Any pictures in the records below should be skipped; write out everything else exactly.

## Begin Information supplied

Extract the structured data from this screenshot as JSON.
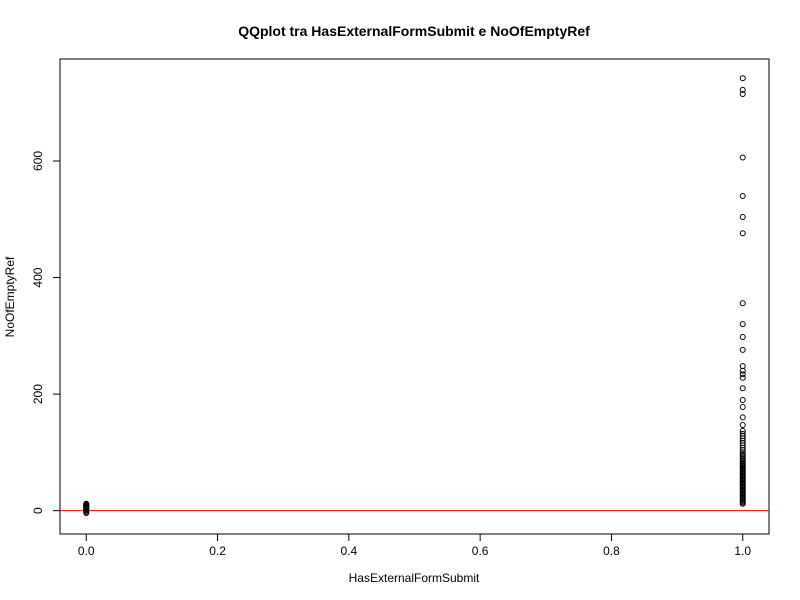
{
  "chart_data": {
    "type": "scatter",
    "title": "QQplot tra HasExternalFormSubmit e NoOfEmptyRef",
    "xlabel": "HasExternalFormSubmit",
    "ylabel": "NoOfEmptyRef",
    "xlim": [
      -0.04,
      1.04
    ],
    "ylim": [
      -40,
      775
    ],
    "xticks": [
      0.0,
      0.2,
      0.4,
      0.6,
      0.8,
      1.0
    ],
    "xtick_labels": [
      "0.0",
      "0.2",
      "0.4",
      "0.6",
      "0.8",
      "1.0"
    ],
    "yticks": [
      0,
      200,
      400,
      600
    ],
    "ytick_labels": [
      "0",
      "200",
      "400",
      "600"
    ],
    "grid": false,
    "reference_line": {
      "type": "horizontal",
      "y": 0,
      "color": "#ff0000"
    },
    "marker": "open-circle",
    "series": [
      {
        "points": [
          {
            "x": 0,
            "y": -4
          },
          {
            "x": 0,
            "y": -2
          },
          {
            "x": 0,
            "y": 0
          },
          {
            "x": 0,
            "y": 1
          },
          {
            "x": 0,
            "y": 2
          },
          {
            "x": 0,
            "y": 3
          },
          {
            "x": 0,
            "y": 4
          },
          {
            "x": 0,
            "y": 5
          },
          {
            "x": 0,
            "y": 6
          },
          {
            "x": 0,
            "y": 7
          },
          {
            "x": 0,
            "y": 8
          },
          {
            "x": 0,
            "y": 9
          },
          {
            "x": 0,
            "y": 10
          },
          {
            "x": 0,
            "y": 11
          },
          {
            "x": 0,
            "y": 12
          },
          {
            "x": 1,
            "y": 12
          },
          {
            "x": 1,
            "y": 14
          },
          {
            "x": 1,
            "y": 16
          },
          {
            "x": 1,
            "y": 18
          },
          {
            "x": 1,
            "y": 20
          },
          {
            "x": 1,
            "y": 22
          },
          {
            "x": 1,
            "y": 24
          },
          {
            "x": 1,
            "y": 26
          },
          {
            "x": 1,
            "y": 28
          },
          {
            "x": 1,
            "y": 30
          },
          {
            "x": 1,
            "y": 32
          },
          {
            "x": 1,
            "y": 34
          },
          {
            "x": 1,
            "y": 36
          },
          {
            "x": 1,
            "y": 38
          },
          {
            "x": 1,
            "y": 40
          },
          {
            "x": 1,
            "y": 42
          },
          {
            "x": 1,
            "y": 44
          },
          {
            "x": 1,
            "y": 46
          },
          {
            "x": 1,
            "y": 48
          },
          {
            "x": 1,
            "y": 50
          },
          {
            "x": 1,
            "y": 52
          },
          {
            "x": 1,
            "y": 54
          },
          {
            "x": 1,
            "y": 56
          },
          {
            "x": 1,
            "y": 58
          },
          {
            "x": 1,
            "y": 60
          },
          {
            "x": 1,
            "y": 62
          },
          {
            "x": 1,
            "y": 64
          },
          {
            "x": 1,
            "y": 66
          },
          {
            "x": 1,
            "y": 68
          },
          {
            "x": 1,
            "y": 70
          },
          {
            "x": 1,
            "y": 72
          },
          {
            "x": 1,
            "y": 74
          },
          {
            "x": 1,
            "y": 76
          },
          {
            "x": 1,
            "y": 78
          },
          {
            "x": 1,
            "y": 80
          },
          {
            "x": 1,
            "y": 82
          },
          {
            "x": 1,
            "y": 85
          },
          {
            "x": 1,
            "y": 88
          },
          {
            "x": 1,
            "y": 91
          },
          {
            "x": 1,
            "y": 94
          },
          {
            "x": 1,
            "y": 97
          },
          {
            "x": 1,
            "y": 100
          },
          {
            "x": 1,
            "y": 104
          },
          {
            "x": 1,
            "y": 108
          },
          {
            "x": 1,
            "y": 112
          },
          {
            "x": 1,
            "y": 116
          },
          {
            "x": 1,
            "y": 120
          },
          {
            "x": 1,
            "y": 124
          },
          {
            "x": 1,
            "y": 128
          },
          {
            "x": 1,
            "y": 132
          },
          {
            "x": 1,
            "y": 137
          },
          {
            "x": 1,
            "y": 147
          },
          {
            "x": 1,
            "y": 160
          },
          {
            "x": 1,
            "y": 178
          },
          {
            "x": 1,
            "y": 190
          },
          {
            "x": 1,
            "y": 210
          },
          {
            "x": 1,
            "y": 228
          },
          {
            "x": 1,
            "y": 234
          },
          {
            "x": 1,
            "y": 240
          },
          {
            "x": 1,
            "y": 248
          },
          {
            "x": 1,
            "y": 276
          },
          {
            "x": 1,
            "y": 298
          },
          {
            "x": 1,
            "y": 320
          },
          {
            "x": 1,
            "y": 356
          },
          {
            "x": 1,
            "y": 476
          },
          {
            "x": 1,
            "y": 504
          },
          {
            "x": 1,
            "y": 540
          },
          {
            "x": 1,
            "y": 606
          },
          {
            "x": 1,
            "y": 715
          },
          {
            "x": 1,
            "y": 722
          },
          {
            "x": 1,
            "y": 742
          }
        ]
      }
    ]
  }
}
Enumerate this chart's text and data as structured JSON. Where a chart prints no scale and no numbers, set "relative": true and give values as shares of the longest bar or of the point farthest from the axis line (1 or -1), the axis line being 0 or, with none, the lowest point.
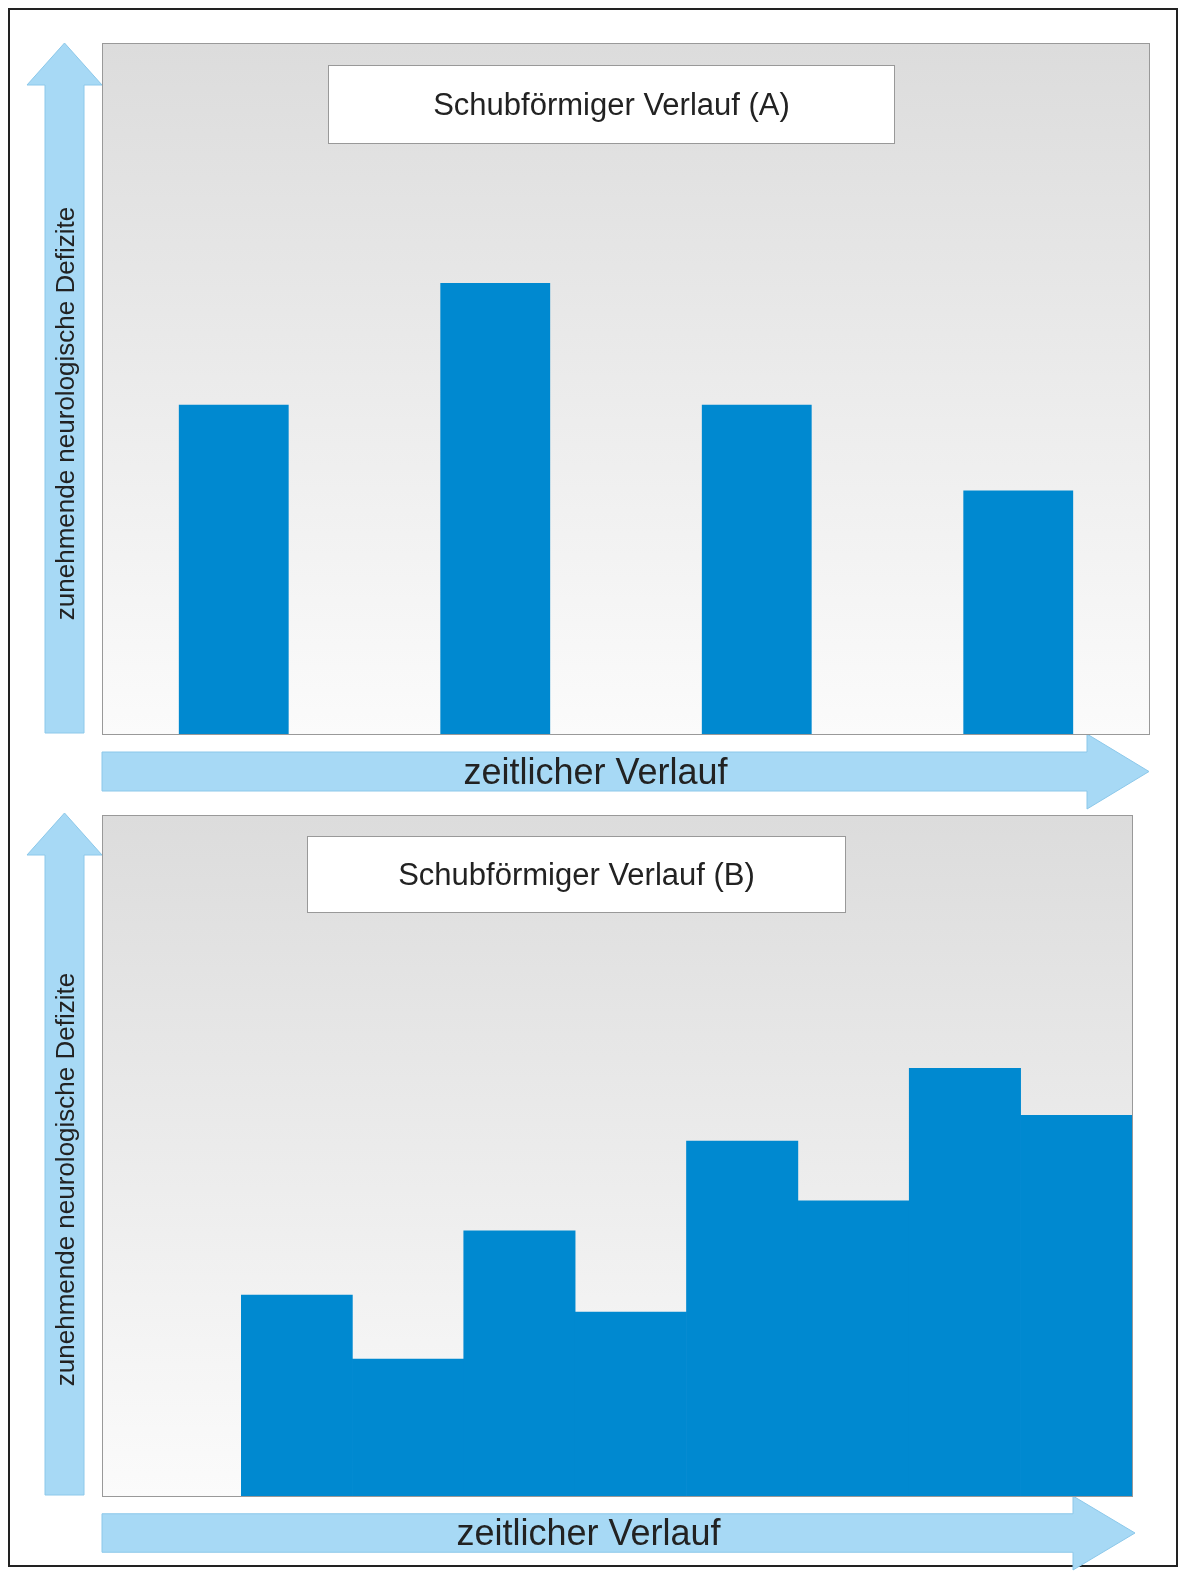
{
  "chart_data": [
    {
      "type": "bar",
      "title": "Schubförmiger Verlauf (A)",
      "xlabel": "zeitlicher Verlauf",
      "ylabel": "zunehmende neurologische Defizite",
      "categories": [
        null,
        null,
        null,
        null
      ],
      "values": [
        0.73,
        1,
        0.73,
        0.54
      ],
      "color": "#0089d0",
      "relative": true,
      "tick_labels": false
    },
    {
      "type": "bar",
      "title": "Schubförmiger Verlauf (B)",
      "xlabel": "zeitlicher Verlauf",
      "ylabel": "zunehmende neurologische Defizite",
      "categories": [
        null,
        null,
        null,
        null,
        null,
        null,
        null,
        null
      ],
      "values": [
        0.47,
        0.32,
        0.62,
        0.43,
        0.83,
        0.69,
        1,
        0.89
      ],
      "color": "#0089d0",
      "relative": true,
      "tick_labels": false
    }
  ]
}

## End Information supplied

» Solution for this exercise:
Extract the structured data from this screenshot as JSON.
{
  "chart_data": {
    "type": "scatter",
    "title": "QQplot tra HasExternalFormSubmit e NoOfEmptyRef",
    "xlabel": "HasExternalFormSubmit",
    "ylabel": "NoOfEmptyRef",
    "xlim": [
      -0.04,
      1.04
    ],
    "ylim": [
      -40,
      775
    ],
    "xticks": [
      0.0,
      0.2,
      0.4,
      0.6,
      0.8,
      1.0
    ],
    "xtick_labels": [
      "0.0",
      "0.2",
      "0.4",
      "0.6",
      "0.8",
      "1.0"
    ],
    "yticks": [
      0,
      200,
      400,
      600
    ],
    "ytick_labels": [
      "0",
      "200",
      "400",
      "600"
    ],
    "grid": false,
    "reference_line": {
      "type": "horizontal",
      "y": 0,
      "color": "#ff0000"
    },
    "marker": "open-circle",
    "series": [
      {
        "points": [
          {
            "x": 0,
            "y": -4
          },
          {
            "x": 0,
            "y": -2
          },
          {
            "x": 0,
            "y": 0
          },
          {
            "x": 0,
            "y": 1
          },
          {
            "x": 0,
            "y": 2
          },
          {
            "x": 0,
            "y": 3
          },
          {
            "x": 0,
            "y": 4
          },
          {
            "x": 0,
            "y": 5
          },
          {
            "x": 0,
            "y": 6
          },
          {
            "x": 0,
            "y": 7
          },
          {
            "x": 0,
            "y": 8
          },
          {
            "x": 0,
            "y": 9
          },
          {
            "x": 0,
            "y": 10
          },
          {
            "x": 0,
            "y": 11
          },
          {
            "x": 0,
            "y": 12
          },
          {
            "x": 1,
            "y": 12
          },
          {
            "x": 1,
            "y": 14
          },
          {
            "x": 1,
            "y": 16
          },
          {
            "x": 1,
            "y": 18
          },
          {
            "x": 1,
            "y": 20
          },
          {
            "x": 1,
            "y": 22
          },
          {
            "x": 1,
            "y": 24
          },
          {
            "x": 1,
            "y": 26
          },
          {
            "x": 1,
            "y": 28
          },
          {
            "x": 1,
            "y": 30
          },
          {
            "x": 1,
            "y": 32
          },
          {
            "x": 1,
            "y": 34
          },
          {
            "x": 1,
            "y": 36
          },
          {
            "x": 1,
            "y": 38
          },
          {
            "x": 1,
            "y": 40
          },
          {
            "x": 1,
            "y": 42
          },
          {
            "x": 1,
            "y": 44
          },
          {
            "x": 1,
            "y": 46
          },
          {
            "x": 1,
            "y": 48
          },
          {
            "x": 1,
            "y": 50
          },
          {
            "x": 1,
            "y": 52
          },
          {
            "x": 1,
            "y": 54
          },
          {
            "x": 1,
            "y": 56
          },
          {
            "x": 1,
            "y": 58
          },
          {
            "x": 1,
            "y": 60
          },
          {
            "x": 1,
            "y": 62
          },
          {
            "x": 1,
            "y": 64
          },
          {
            "x": 1,
            "y": 66
          },
          {
            "x": 1,
            "y": 68
          },
          {
            "x": 1,
            "y": 70
          },
          {
            "x": 1,
            "y": 72
          },
          {
            "x": 1,
            "y": 74
          },
          {
            "x": 1,
            "y": 76
          },
          {
            "x": 1,
            "y": 78
          },
          {
            "x": 1,
            "y": 80
          },
          {
            "x": 1,
            "y": 82
          },
          {
            "x": 1,
            "y": 85
          },
          {
            "x": 1,
            "y": 88
          },
          {
            "x": 1,
            "y": 91
          },
          {
            "x": 1,
            "y": 94
          },
          {
            "x": 1,
            "y": 97
          },
          {
            "x": 1,
            "y": 100
          },
          {
            "x": 1,
            "y": 104
          },
          {
            "x": 1,
            "y": 108
          },
          {
            "x": 1,
            "y": 112
          },
          {
            "x": 1,
            "y": 116
          },
          {
            "x": 1,
            "y": 120
          },
          {
            "x": 1,
            "y": 124
          },
          {
            "x": 1,
            "y": 128
          },
          {
            "x": 1,
            "y": 132
          },
          {
            "x": 1,
            "y": 137
          },
          {
            "x": 1,
            "y": 147
          },
          {
            "x": 1,
            "y": 160
          },
          {
            "x": 1,
            "y": 178
          },
          {
            "x": 1,
            "y": 190
          },
          {
            "x": 1,
            "y": 210
          },
          {
            "x": 1,
            "y": 228
          },
          {
            "x": 1,
            "y": 234
          },
          {
            "x": 1,
            "y": 240
          },
          {
            "x": 1,
            "y": 248
          },
          {
            "x": 1,
            "y": 276
          },
          {
            "x": 1,
            "y": 298
          },
          {
            "x": 1,
            "y": 320
          },
          {
            "x": 1,
            "y": 356
          },
          {
            "x": 1,
            "y": 476
          },
          {
            "x": 1,
            "y": 504
          },
          {
            "x": 1,
            "y": 540
          },
          {
            "x": 1,
            "y": 606
          },
          {
            "x": 1,
            "y": 715
          },
          {
            "x": 1,
            "y": 722
          },
          {
            "x": 1,
            "y": 742
          }
        ]
      }
    ]
  }
}
Enumerate this chart's text and data as structured JSON. Where a chart prints no scale and no numbers, set "relative": true and give values as shares of the longest bar or of the point farthest from the axis line (1 or -1), the axis line being 0 or, with none, the lowest point.
{
  "chart_data": [
    {
      "type": "bar",
      "title": "Schubförmiger Verlauf (A)",
      "xlabel": "zeitlicher Verlauf",
      "ylabel": "zunehmende neurologische Defizite",
      "categories": [
        null,
        null,
        null,
        null
      ],
      "values": [
        0.73,
        1,
        0.73,
        0.54
      ],
      "color": "#0089d0",
      "relative": true,
      "tick_labels": false
    },
    {
      "type": "bar",
      "title": "Schubförmiger Verlauf (B)",
      "xlabel": "zeitlicher Verlauf",
      "ylabel": "zunehmende neurologische Defizite",
      "categories": [
        null,
        null,
        null,
        null,
        null,
        null,
        null,
        null
      ],
      "values": [
        0.47,
        0.32,
        0.62,
        0.43,
        0.83,
        0.69,
        1,
        0.89
      ],
      "color": "#0089d0",
      "relative": true,
      "tick_labels": false
    }
  ]
}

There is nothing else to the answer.